* _Instructions_
- 1) From the kernel patch excerpt, quote the part that opens with the words containing "Co-developed-by: Paolo Abeni" and closes with "insertions(+), 14 deletions(-)".
- 2) In the kernel patch excerpt, what is the threaded poll loop's explicit scheduling point based on?

::: Passage to read

The threaded poll loop behaves quite likely the net_rx_action,
but it does not have to manipulate local irqs and uses
an explicit scheduling point based on netdev_budget.
Co-developed-by: Paolo Abeni <pabeni@redhat.com>
Signed-off-by: Paolo Abeni <pabeni@redhat.com>
Co-developed-by: Hannes Frederic Sowa <hannes@stressinduktion.org>
Signed-off-by: Hannes Frederic Sowa <hannes@stressinduktion.org>
Co-developed-by: Jakub Kicinski <kuba@kernel.org>
Signed-off-by: Jakub Kicinski <kuba@kernel.org>
Signed-off-by: Wei Wang <weiwan@google.com>
Reviewed-by: Alexander Duyck <alexanderduyck@fb.com>
---
include/linux/netdevice.h | 21 +++----
net/core/dev.c | 112 ++++++++++++++++++++++++++++++++++++++
2 files changed, 119 insertions(+), 14 deletions(-)

::::::
::: Material shown

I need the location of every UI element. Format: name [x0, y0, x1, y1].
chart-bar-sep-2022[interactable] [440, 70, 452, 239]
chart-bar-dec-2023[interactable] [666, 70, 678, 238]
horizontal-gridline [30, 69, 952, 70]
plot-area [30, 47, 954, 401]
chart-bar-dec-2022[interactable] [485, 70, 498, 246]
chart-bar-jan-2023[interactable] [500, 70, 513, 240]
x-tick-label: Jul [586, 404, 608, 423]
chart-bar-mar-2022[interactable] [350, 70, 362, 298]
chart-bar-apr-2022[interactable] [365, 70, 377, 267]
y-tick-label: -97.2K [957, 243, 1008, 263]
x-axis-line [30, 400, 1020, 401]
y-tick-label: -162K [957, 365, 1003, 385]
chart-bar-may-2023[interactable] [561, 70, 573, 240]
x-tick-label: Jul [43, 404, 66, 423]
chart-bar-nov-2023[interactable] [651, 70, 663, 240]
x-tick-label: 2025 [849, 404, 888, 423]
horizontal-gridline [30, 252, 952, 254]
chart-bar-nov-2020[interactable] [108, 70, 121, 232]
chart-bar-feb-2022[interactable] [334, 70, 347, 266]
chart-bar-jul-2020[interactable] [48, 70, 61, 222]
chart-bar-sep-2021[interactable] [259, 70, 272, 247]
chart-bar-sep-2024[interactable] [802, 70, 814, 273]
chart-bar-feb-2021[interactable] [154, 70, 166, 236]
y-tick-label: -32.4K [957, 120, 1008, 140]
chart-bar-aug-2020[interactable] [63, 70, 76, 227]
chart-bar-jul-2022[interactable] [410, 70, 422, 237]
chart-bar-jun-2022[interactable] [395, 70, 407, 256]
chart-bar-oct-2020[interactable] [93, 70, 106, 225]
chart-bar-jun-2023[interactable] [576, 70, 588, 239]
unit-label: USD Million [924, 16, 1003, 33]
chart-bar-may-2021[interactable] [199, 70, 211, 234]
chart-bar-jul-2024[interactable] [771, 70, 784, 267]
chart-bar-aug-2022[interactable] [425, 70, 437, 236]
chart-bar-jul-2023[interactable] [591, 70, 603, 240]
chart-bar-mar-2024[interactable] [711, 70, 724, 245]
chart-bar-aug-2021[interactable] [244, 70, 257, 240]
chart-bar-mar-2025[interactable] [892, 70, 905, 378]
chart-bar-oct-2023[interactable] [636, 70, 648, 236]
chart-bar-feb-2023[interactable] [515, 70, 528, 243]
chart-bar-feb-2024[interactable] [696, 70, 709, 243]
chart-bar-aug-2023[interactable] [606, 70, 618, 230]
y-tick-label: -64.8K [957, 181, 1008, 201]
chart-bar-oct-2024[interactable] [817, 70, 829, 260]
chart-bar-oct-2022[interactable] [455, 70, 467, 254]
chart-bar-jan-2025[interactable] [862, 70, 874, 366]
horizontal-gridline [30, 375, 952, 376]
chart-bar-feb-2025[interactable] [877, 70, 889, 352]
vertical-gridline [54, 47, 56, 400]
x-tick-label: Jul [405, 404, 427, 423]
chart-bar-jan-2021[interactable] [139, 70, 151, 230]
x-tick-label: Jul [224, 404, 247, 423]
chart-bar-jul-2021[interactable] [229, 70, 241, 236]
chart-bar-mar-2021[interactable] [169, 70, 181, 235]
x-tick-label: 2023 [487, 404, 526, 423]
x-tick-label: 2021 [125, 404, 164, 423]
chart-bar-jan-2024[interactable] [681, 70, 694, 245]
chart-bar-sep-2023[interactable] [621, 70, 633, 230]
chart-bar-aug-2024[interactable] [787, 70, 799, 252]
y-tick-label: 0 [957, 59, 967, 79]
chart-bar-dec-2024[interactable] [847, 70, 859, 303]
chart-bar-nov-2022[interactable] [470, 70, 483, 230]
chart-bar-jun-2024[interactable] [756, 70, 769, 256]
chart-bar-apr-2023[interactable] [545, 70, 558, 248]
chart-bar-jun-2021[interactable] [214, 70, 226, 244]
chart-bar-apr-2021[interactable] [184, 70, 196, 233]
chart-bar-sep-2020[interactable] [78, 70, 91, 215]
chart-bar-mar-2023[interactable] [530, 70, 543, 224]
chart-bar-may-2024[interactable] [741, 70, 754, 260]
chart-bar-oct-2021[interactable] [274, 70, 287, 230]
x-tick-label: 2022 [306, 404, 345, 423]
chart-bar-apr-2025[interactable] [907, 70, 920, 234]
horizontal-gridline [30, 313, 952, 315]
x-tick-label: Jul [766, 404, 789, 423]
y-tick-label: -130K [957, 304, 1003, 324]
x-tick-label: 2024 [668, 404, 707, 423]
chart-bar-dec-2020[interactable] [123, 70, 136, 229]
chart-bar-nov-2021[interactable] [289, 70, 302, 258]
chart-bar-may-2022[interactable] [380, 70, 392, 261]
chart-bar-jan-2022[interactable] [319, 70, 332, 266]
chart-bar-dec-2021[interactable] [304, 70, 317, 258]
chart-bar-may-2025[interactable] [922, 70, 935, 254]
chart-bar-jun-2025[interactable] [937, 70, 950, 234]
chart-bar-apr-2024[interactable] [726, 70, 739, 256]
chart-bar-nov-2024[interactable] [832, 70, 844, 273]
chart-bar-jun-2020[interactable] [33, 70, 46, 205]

::::::

* _Correct answers_
- 1)
Co-developed-by: Paolo Abeni <pabeni@redhat.com>
Signed-off-by: Paolo Abeni <pabeni@redhat.com>
Co-developed-by: Hannes Frederic Sowa <hannes@stressinduktion.org>
Signed-off-by: Hannes Frederic Sowa <hannes@stressinduktion.org>
Co-developed-by: Jakub Kicinski <kuba@kernel.org>
Signed-off-by: Jakub Kicinski <kuba@kernel.org>
Signed-off-by: Wei Wang <weiwan@google.com>
Reviewed-by: Alexander Duyck <alexanderduyck@fb.com>
---
include/linux/netdevice.h | 21 +++----
net/core/dev.c | 112 ++++++++++++++++++++++++++++++++++++++
2 files changed, 119 insertions(+), 14 deletions(-)

- 2) It is based on netdev_budget.